(Images of pages and their text)
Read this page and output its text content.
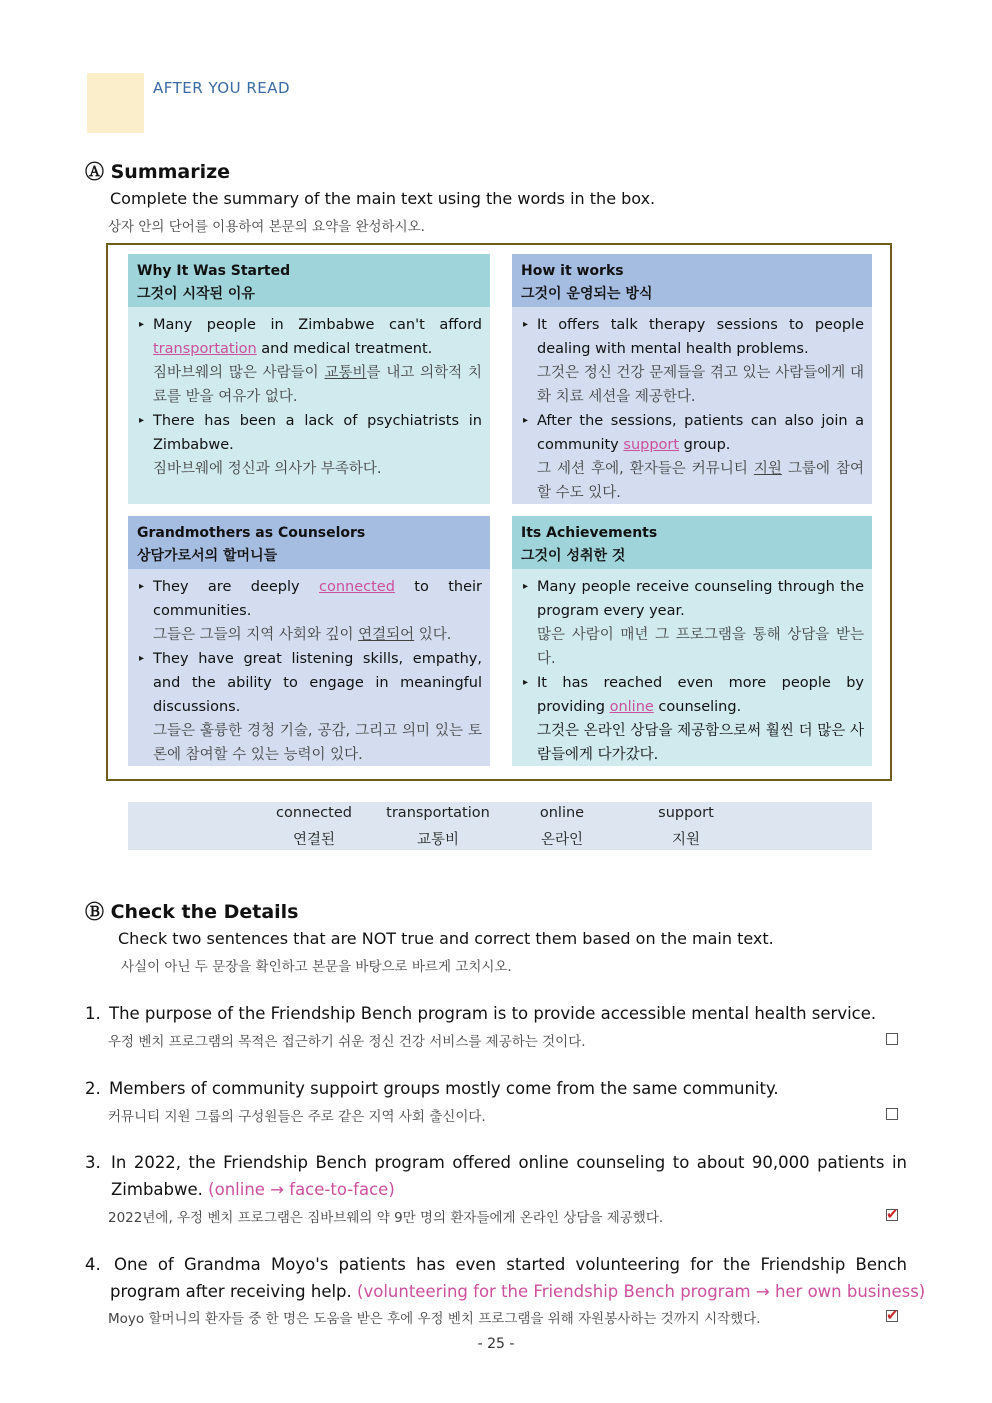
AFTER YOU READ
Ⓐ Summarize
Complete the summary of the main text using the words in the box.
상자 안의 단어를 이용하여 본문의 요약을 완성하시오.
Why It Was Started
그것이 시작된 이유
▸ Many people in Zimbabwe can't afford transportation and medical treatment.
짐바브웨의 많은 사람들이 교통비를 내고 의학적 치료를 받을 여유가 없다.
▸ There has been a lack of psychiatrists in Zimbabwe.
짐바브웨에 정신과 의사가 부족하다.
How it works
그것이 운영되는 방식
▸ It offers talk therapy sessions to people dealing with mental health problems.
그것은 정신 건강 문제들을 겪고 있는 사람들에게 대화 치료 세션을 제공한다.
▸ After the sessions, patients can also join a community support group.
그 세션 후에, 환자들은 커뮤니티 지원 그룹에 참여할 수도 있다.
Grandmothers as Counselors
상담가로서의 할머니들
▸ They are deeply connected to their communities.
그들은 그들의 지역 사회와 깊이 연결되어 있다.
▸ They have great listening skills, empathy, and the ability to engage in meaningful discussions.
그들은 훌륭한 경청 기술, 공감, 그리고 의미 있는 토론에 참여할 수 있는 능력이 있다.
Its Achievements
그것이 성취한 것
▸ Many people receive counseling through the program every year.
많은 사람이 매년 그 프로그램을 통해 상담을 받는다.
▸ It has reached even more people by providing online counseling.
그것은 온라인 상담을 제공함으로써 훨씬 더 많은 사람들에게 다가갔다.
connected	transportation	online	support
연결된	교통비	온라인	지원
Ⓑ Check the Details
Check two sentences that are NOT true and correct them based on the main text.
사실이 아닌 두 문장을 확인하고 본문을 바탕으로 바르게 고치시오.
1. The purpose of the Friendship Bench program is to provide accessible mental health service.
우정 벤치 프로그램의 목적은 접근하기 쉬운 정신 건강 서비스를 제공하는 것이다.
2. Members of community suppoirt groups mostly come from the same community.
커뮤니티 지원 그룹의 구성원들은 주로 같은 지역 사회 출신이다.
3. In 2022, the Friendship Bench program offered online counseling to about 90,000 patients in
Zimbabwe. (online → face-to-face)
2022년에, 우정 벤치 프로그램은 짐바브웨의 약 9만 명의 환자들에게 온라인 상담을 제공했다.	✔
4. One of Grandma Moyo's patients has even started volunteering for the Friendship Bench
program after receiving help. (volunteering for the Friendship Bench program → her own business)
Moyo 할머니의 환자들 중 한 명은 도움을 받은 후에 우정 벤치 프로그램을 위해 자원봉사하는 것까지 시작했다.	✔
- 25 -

#### Exercise prompt
Count up the lines of the data that include "Check". Reply with a number only.

#### Task response
2